• Stored data:
•••••

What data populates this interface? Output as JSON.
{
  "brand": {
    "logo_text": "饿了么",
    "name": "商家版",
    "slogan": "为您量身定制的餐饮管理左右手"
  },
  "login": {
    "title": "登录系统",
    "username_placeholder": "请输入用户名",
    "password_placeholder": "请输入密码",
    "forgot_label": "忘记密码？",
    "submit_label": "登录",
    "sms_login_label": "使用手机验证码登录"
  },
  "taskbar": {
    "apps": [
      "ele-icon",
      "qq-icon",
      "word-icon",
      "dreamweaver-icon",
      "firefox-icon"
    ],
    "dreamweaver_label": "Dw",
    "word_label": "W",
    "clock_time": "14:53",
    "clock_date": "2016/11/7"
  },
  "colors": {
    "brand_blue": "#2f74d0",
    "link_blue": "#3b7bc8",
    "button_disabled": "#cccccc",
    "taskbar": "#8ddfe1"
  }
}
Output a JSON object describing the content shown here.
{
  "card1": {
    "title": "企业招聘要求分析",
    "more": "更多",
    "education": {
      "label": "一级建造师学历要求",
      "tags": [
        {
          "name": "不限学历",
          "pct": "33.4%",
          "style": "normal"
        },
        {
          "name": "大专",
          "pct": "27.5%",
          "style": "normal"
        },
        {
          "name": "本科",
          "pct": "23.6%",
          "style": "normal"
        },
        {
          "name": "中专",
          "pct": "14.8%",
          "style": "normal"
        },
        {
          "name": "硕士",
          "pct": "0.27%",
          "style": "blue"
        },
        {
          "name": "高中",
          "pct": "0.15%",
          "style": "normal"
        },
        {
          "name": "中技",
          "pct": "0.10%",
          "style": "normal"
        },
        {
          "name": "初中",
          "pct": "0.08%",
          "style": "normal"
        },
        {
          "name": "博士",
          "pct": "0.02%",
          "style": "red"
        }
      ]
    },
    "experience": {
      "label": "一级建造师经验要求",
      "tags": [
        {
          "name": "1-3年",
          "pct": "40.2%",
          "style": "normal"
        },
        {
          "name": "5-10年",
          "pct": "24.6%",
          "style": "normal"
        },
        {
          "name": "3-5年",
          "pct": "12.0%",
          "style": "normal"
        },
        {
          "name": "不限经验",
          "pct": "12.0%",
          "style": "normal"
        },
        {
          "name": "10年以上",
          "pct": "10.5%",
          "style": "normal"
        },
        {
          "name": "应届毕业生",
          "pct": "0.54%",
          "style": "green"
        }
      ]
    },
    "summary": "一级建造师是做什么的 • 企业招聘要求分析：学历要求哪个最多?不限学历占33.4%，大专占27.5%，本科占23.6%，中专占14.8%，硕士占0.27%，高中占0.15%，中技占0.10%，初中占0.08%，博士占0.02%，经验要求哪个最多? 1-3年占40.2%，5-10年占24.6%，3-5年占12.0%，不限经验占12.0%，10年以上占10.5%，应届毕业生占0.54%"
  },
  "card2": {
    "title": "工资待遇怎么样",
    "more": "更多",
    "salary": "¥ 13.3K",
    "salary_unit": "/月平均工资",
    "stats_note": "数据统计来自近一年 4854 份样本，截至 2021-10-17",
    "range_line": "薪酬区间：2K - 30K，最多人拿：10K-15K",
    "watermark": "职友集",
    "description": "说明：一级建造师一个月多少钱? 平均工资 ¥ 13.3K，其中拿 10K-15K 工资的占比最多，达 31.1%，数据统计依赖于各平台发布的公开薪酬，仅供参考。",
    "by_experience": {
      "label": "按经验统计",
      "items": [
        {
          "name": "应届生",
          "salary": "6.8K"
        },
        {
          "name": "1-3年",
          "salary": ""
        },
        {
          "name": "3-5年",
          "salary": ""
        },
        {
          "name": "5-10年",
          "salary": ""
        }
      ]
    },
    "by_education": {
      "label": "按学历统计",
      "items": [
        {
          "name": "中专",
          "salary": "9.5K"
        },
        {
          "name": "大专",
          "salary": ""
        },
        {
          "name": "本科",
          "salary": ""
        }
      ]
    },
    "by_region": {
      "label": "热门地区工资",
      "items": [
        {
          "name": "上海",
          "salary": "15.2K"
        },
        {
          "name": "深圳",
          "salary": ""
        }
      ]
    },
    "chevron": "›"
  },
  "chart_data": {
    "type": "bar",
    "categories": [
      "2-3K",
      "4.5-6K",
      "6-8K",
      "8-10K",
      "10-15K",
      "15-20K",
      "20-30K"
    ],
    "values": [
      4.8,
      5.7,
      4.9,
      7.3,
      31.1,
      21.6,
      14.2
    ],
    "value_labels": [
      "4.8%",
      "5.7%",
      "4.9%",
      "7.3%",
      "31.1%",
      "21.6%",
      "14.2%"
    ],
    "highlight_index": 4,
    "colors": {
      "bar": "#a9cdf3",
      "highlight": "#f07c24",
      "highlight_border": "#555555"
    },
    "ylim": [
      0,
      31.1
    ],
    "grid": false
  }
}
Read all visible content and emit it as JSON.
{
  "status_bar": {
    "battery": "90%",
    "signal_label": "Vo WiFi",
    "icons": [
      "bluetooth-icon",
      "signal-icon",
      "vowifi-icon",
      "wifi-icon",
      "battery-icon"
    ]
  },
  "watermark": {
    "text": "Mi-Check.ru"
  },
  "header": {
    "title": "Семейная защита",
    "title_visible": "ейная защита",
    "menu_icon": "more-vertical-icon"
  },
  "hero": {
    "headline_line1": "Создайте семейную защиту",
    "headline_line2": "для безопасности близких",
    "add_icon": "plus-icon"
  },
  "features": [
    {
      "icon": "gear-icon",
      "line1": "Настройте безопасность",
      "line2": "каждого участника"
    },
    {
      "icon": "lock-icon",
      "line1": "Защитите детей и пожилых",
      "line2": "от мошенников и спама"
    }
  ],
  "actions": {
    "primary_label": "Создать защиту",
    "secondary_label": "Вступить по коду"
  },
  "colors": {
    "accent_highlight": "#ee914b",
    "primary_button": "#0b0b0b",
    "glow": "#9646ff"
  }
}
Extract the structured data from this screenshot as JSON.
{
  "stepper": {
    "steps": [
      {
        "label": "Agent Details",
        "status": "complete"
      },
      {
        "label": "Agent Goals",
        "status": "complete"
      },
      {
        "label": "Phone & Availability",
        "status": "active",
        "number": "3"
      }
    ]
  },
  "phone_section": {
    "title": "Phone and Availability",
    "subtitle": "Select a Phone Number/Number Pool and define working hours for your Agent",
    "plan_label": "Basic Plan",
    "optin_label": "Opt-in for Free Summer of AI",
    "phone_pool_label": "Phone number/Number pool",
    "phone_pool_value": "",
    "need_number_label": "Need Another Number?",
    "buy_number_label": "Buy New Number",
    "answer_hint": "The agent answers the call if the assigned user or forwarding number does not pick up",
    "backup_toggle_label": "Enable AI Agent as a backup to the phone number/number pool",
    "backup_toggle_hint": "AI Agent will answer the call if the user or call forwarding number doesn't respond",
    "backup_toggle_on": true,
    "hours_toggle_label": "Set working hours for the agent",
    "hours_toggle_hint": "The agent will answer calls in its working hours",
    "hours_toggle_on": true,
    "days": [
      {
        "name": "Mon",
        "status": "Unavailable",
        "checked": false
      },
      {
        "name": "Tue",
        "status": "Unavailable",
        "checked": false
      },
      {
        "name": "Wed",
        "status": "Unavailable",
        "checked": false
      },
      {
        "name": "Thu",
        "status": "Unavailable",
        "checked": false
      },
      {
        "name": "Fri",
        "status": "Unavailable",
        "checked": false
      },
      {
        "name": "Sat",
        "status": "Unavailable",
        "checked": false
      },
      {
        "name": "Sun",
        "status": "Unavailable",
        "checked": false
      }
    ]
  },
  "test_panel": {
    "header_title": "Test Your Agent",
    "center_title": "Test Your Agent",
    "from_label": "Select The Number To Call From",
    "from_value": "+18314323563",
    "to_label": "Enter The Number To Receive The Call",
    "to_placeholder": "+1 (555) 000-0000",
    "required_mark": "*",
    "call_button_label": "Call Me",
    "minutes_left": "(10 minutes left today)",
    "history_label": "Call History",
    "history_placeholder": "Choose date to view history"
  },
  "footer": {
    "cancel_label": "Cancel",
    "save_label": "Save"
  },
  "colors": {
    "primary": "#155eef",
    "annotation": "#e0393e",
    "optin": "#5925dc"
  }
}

•••••

• EXERCISE DETAILS:
In the entries above, identify every line with the string "this".

• THE RESPONSE:
What data populates this interface? Output as JSON.
Extract the structured data from this screenshot as JSON.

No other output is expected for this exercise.